LISTED RECORDS
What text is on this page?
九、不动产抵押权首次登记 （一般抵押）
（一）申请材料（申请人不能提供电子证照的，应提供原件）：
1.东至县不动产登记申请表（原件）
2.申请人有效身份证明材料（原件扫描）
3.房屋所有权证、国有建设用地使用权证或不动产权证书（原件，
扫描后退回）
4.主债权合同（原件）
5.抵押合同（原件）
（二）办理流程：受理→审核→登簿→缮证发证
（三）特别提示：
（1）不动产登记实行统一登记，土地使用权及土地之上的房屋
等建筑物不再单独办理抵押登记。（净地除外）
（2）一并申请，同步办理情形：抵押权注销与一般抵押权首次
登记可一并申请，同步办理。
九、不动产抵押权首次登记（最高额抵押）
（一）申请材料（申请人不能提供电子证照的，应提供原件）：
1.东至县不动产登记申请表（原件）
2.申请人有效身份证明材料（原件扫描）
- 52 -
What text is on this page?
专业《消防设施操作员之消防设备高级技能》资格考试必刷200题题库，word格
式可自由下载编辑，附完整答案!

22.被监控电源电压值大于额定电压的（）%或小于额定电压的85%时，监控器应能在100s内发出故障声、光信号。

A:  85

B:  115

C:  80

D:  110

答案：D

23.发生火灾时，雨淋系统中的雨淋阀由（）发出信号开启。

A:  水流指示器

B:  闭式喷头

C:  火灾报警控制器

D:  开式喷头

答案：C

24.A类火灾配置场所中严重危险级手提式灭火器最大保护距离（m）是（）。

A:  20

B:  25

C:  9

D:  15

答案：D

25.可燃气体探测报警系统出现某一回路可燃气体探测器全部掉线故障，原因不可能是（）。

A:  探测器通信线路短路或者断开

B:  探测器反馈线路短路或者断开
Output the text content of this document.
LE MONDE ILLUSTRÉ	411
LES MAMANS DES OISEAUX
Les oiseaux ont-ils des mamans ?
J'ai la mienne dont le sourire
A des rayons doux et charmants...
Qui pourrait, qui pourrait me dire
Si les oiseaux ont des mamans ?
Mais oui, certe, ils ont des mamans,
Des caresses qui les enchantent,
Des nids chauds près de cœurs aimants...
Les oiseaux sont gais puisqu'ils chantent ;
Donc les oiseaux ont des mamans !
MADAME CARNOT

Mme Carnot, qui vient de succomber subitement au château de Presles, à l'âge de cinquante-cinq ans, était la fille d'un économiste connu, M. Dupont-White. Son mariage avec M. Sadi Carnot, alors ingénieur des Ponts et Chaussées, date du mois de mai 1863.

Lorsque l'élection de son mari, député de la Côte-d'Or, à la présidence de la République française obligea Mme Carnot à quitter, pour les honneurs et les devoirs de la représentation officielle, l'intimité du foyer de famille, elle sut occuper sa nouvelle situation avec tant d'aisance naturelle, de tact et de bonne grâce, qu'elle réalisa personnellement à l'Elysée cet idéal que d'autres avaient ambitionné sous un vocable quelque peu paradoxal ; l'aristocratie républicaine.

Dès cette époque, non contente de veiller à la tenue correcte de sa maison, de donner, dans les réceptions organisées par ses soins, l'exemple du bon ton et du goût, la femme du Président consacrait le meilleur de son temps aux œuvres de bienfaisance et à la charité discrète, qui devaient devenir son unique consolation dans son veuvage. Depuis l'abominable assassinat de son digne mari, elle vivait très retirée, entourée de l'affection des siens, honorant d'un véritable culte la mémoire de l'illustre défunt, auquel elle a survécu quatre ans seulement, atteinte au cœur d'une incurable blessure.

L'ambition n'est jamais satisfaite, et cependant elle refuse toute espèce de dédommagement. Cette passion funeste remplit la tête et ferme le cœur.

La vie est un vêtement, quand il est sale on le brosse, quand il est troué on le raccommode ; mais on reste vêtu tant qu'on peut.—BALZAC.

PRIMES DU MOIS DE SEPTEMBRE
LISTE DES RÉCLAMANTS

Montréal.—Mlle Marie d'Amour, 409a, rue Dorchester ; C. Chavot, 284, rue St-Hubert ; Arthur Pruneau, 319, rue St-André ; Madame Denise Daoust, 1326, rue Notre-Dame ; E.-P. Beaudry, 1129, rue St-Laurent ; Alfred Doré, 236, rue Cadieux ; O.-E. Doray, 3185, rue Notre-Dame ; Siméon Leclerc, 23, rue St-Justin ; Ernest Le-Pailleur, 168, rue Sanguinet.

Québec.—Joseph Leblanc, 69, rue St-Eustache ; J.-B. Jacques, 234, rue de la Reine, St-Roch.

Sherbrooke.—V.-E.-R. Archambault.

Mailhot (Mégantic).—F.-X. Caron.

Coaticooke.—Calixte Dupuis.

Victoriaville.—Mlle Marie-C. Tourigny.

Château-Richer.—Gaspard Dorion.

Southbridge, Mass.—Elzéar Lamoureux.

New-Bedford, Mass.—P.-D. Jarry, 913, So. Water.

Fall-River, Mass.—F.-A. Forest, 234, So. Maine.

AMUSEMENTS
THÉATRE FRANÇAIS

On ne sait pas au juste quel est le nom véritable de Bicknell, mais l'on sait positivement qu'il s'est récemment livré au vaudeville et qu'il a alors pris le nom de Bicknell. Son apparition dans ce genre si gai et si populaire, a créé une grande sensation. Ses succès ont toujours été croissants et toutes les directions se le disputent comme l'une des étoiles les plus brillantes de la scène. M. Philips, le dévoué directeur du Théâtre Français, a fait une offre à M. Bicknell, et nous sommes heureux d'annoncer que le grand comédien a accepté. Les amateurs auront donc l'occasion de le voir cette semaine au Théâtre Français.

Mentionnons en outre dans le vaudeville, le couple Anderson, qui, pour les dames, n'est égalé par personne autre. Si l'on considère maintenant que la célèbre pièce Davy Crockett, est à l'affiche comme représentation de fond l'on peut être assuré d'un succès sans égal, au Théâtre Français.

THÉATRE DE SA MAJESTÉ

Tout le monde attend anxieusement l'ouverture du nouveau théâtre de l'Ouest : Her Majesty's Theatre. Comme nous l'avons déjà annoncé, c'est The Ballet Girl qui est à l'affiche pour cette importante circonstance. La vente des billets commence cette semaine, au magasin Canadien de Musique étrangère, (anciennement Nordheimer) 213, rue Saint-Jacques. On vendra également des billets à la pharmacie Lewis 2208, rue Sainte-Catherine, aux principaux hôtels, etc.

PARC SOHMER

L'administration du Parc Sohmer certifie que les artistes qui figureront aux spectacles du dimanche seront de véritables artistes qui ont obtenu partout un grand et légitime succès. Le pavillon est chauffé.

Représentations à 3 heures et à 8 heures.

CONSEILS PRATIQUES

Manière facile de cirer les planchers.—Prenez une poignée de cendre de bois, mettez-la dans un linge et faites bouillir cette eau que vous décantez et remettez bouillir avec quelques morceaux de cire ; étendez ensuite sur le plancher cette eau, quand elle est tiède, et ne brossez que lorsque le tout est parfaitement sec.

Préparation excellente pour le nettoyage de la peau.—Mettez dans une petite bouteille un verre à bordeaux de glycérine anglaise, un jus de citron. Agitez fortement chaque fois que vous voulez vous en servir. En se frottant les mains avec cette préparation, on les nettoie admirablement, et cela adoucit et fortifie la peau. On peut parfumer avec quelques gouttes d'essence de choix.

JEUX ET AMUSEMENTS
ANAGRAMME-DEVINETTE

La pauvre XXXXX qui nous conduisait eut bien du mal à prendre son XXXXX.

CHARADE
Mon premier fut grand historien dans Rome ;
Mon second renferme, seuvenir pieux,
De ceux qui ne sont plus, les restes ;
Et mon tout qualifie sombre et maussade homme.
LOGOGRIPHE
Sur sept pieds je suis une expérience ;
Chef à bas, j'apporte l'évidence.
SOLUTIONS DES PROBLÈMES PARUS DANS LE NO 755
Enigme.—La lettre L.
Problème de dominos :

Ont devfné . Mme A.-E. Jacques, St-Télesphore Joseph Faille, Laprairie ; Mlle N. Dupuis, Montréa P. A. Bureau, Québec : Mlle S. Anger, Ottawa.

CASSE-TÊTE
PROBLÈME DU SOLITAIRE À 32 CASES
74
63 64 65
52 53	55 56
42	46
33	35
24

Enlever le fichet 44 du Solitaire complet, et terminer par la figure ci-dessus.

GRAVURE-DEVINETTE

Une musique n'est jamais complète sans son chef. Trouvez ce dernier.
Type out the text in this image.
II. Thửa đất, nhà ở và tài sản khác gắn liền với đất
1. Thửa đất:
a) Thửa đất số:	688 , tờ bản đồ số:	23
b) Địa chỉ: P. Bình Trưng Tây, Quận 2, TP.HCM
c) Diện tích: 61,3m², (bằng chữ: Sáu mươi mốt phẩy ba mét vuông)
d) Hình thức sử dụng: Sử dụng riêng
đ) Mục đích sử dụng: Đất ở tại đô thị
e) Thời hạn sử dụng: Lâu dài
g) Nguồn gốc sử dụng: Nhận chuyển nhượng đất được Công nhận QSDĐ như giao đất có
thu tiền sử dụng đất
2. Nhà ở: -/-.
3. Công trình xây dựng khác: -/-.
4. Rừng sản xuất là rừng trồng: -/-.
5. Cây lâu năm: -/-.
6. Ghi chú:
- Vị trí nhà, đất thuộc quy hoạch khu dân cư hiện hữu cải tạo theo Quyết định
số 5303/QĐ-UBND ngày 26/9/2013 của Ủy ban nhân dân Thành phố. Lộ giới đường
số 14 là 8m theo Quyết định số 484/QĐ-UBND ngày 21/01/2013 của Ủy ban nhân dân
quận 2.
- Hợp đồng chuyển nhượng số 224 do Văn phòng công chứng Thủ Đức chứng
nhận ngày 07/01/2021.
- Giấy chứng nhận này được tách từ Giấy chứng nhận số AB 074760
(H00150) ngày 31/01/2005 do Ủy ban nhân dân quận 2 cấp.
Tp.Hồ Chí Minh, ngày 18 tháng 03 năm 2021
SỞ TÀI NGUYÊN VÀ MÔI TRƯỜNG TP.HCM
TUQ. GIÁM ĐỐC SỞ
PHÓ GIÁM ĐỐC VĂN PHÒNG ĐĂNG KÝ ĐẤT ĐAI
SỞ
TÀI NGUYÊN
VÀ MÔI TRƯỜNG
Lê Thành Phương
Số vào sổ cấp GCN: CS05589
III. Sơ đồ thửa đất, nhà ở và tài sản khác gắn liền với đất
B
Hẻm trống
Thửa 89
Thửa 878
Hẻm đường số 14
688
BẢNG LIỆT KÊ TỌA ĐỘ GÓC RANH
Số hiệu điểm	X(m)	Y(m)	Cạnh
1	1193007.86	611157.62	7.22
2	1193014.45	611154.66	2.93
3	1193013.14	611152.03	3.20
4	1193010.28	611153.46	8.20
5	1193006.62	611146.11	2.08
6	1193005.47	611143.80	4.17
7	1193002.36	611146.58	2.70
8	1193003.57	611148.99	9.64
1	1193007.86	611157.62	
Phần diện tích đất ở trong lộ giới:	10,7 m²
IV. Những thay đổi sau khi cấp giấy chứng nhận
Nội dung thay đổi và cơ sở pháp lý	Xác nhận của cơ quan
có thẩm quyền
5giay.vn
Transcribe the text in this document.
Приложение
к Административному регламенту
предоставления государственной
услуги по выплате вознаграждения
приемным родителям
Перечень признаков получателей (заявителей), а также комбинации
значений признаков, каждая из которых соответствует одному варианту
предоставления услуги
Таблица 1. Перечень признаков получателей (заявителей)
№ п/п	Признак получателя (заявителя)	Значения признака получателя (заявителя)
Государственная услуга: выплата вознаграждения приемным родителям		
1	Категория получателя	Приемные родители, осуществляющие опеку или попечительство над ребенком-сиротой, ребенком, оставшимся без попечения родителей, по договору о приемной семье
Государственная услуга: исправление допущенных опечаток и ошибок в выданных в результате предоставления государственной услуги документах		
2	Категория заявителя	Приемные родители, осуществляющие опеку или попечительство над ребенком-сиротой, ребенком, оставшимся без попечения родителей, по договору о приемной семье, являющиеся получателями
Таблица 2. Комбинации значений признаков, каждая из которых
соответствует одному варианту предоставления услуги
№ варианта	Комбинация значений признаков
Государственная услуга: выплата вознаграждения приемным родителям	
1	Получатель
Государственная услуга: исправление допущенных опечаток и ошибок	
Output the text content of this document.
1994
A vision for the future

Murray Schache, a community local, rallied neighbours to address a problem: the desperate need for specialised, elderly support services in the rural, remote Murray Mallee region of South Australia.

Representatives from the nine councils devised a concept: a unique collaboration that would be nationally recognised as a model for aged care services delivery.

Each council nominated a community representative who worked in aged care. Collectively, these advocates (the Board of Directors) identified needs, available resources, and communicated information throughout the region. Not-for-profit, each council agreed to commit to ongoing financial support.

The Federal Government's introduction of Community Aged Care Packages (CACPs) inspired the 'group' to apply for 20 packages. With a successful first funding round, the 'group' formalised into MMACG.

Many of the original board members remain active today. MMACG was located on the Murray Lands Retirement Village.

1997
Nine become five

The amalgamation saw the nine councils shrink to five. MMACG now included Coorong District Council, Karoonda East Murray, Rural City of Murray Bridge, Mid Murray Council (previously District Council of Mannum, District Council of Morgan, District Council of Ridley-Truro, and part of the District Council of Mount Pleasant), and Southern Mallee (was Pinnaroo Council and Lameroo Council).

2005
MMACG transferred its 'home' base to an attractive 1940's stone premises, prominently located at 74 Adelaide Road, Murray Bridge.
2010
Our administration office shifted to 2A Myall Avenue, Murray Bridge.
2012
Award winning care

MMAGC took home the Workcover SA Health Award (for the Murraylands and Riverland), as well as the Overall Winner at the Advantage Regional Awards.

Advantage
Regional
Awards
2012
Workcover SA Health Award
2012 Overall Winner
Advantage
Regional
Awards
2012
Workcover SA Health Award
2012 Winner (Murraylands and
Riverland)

WORK TO DO
Leave out every line without the string "five" and copy the rest.

RESULT FOR THIS EXERCISE
Nine become five
The amalgamation saw the nine councils shrink to five. MMACG now included Coorong District Council, Karoonda East Murray, Rural City of Murray Bridge, Mid Murray Council (previously District Council of Mannum, District Council of Morgan, District Council of Ridley-Truro, and part of the District Council of Mount Pleasant), and Southern Mallee (was Pinnaroo Council and Lameroo Council).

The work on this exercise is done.